**DIRECTION:**
Present every line in which the string "tpmC" appears.
══════
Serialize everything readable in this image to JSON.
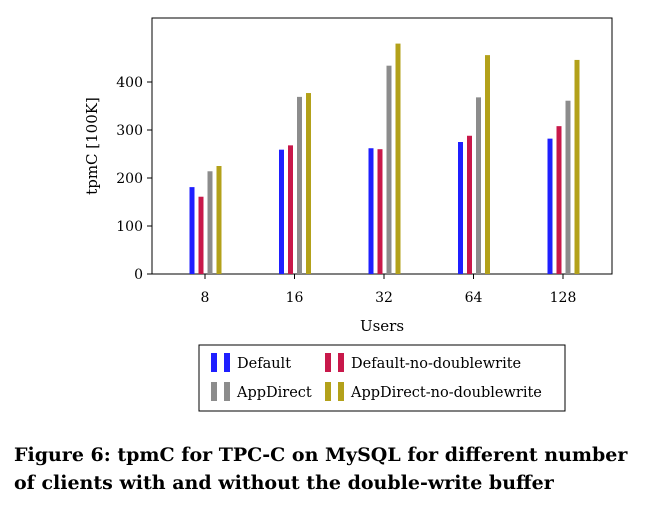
{
  "chart_data": {
    "type": "bar",
    "title": "",
    "xlabel": "Users",
    "ylabel": "tpmC [100K]",
    "categories": [
      "8",
      "16",
      "32",
      "64",
      "128"
    ],
    "series": [
      {
        "name": "Default",
        "color": "#1f1fff",
        "values": [
          181,
          259,
          262,
          275,
          282
        ]
      },
      {
        "name": "Default-no-doublewrite",
        "color": "#c8184a",
        "values": [
          161,
          268,
          260,
          288,
          308
        ]
      },
      {
        "name": "AppDirect",
        "color": "#8c8c8c",
        "values": [
          214,
          369,
          434,
          368,
          361
        ]
      },
      {
        "name": "AppDirect-no-doublewrite",
        "color": "#b3a11a",
        "values": [
          225,
          377,
          480,
          456,
          446
        ]
      }
    ],
    "ylim": [
      0,
      500
    ],
    "yticks": [
      "0",
      "100",
      "200",
      "300",
      "400"
    ],
    "grid": false,
    "legend_position": "bottom-center"
  },
  "caption": "Figure 6: tpmC for TPC-C on MySQL for different number of clients with and without the double-write buffer"
}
══════
**RESULT OF THIS EXERCISE:**
    "ylabel": "tpmC [100K]",
  "caption": "Figure 6: tpmC for TPC-C on MySQL for different number of clients with and without the double-write buffer"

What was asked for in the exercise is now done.